-------- Task inputs --------

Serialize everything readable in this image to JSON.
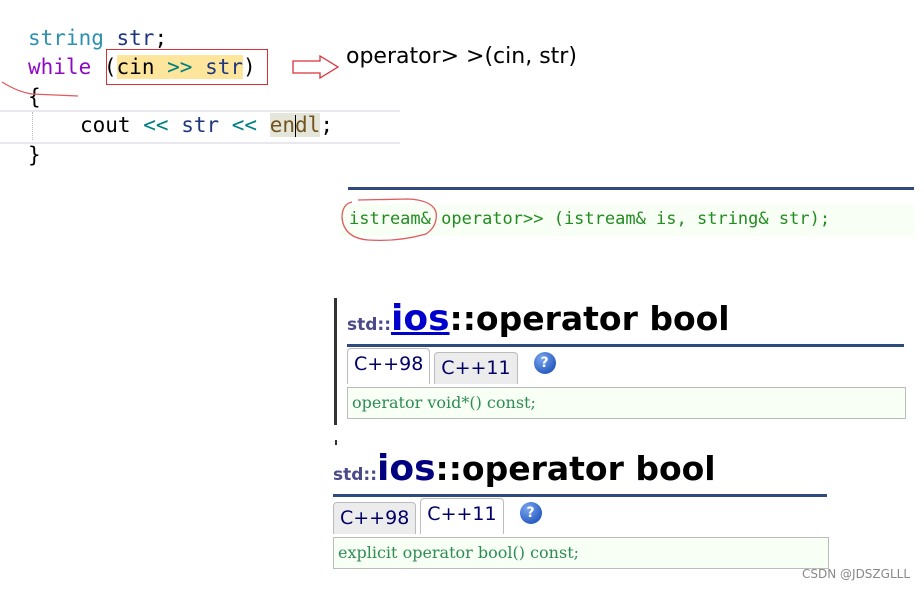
{
  "code": {
    "line1": {
      "type": "string",
      "var": "str",
      "end": ";"
    },
    "line2": {
      "keyword": "while",
      "open": "(",
      "obj": "cin",
      "op": ">>",
      "var": "str",
      "close": ")"
    },
    "line3": "{",
    "line4": {
      "obj": "cout",
      "op1": "<<",
      "var": "str",
      "op2": "<<",
      "endl_a": "en",
      "endl_b": "dl",
      "end": ";"
    },
    "line5": "}"
  },
  "annotation": {
    "arrow": "arrow-right-icon",
    "text": "operator> >(cin, str)"
  },
  "prototype": {
    "return_type": "istream&",
    "rest": " operator>> (istream& is, string& str);"
  },
  "doc_cpp98": {
    "ns": "std::",
    "cls": "ios",
    "member": "::operator bool",
    "tabs": [
      {
        "label": "C++98",
        "active": true
      },
      {
        "label": "C++11",
        "active": false
      }
    ],
    "help": "?",
    "signature": "operator void*() const;"
  },
  "doc_cpp11": {
    "ns": "std::",
    "cls": "ios",
    "member": "::operator bool",
    "tabs": [
      {
        "label": "C++98",
        "active": false
      },
      {
        "label": "C++11",
        "active": true
      }
    ],
    "help": "?",
    "signature": "explicit operator bool() const;"
  },
  "watermark": "CSDN @JDSZGLLL",
  "colors": {
    "annotation_red": "#d9313a",
    "rule_blue": "#2e4a7e",
    "proto_green": "#228b22"
  }
}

--------

Given exercise >> Return to the listing above and set it down exactly, leaving out its pictures.

Task response >>
Serialize everything readable in this image to JSON.
{
  "code": {
    "line1": {
      "type": "string",
      "var": "str",
      "end": ";"
    },
    "line2": {
      "keyword": "while",
      "open": "(",
      "obj": "cin",
      "op": ">>",
      "var": "str",
      "close": ")"
    },
    "line3": "{",
    "line4": {
      "obj": "cout",
      "op1": "<<",
      "var": "str",
      "op2": "<<",
      "endl_a": "en",
      "endl_b": "dl",
      "end": ";"
    },
    "line5": "}"
  },
  "annotation": {
    "arrow": "arrow-right-icon",
    "text": "operator> >(cin, str)"
  },
  "prototype": {
    "return_type": "istream&",
    "rest": " operator>> (istream& is, string& str);"
  },
  "doc_cpp98": {
    "ns": "std::",
    "cls": "ios",
    "member": "::operator bool",
    "tabs": [
      {
        "label": "C++98",
        "active": true
      },
      {
        "label": "C++11",
        "active": false
      }
    ],
    "help": "?",
    "signature": "operator void*() const;"
  },
  "doc_cpp11": {
    "ns": "std::",
    "cls": "ios",
    "member": "::operator bool",
    "tabs": [
      {
        "label": "C++98",
        "active": false
      },
      {
        "label": "C++11",
        "active": true
      }
    ],
    "help": "?",
    "signature": "explicit operator bool() const;"
  },
  "watermark": "CSDN @JDSZGLLL",
  "colors": {
    "annotation_red": "#d9313a",
    "rule_blue": "#2e4a7e",
    "proto_green": "#228b22"
  }
}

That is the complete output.